**Short exercise:**
Answer these from the text about MYMATH:
1. How many subroutines does MYMATH call in the shared image?
2. Which feature does AEST lack?
3. What C compiler version was MYMATH.C compiled with on Alpha?
>> Start Given text
To get the idea where the extra time is spend, I checked the examples in the AEST kit, MYMATH calls 4 subroutines in the shared image MYMATH.
As the subroutines do only very simple mathematics, the time is spend in the TIE call translation environment.
Unfortunately AEST is missing the /FEEDBACK feature.
MYMATH.C is compiled on Alpha (OpenVMS V7.3-2, C V6.5-001-48BCD)
$ CC MYMATH/OBJ=AXP_MYMATH.OBJ
$ LINK/SHAREABLE=AXP_MYMATH AXP_MYMATH.OBJ, SYS$INPUT:/OPTIONS
SYMBOL_VECTOR=( myadd=PROCEDURE,-
mysub=PROCEDURE,-
mydiv=PROCEDURE,-
mymul=PROCEDURE)
GSMATCH=LEQUAL,2,0
$!
>> End Given text
>> Start Items
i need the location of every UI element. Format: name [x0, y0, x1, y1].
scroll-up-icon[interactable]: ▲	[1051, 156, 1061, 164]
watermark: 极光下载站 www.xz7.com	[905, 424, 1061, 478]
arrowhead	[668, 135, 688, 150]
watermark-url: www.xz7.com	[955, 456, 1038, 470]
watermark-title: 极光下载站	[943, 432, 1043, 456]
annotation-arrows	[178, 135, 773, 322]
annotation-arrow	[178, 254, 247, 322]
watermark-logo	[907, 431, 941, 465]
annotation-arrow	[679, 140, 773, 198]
>> End Items
**Right answer:**
1. Four
2. The /FEEDBACK feature
3. C V6.5-001-48BCD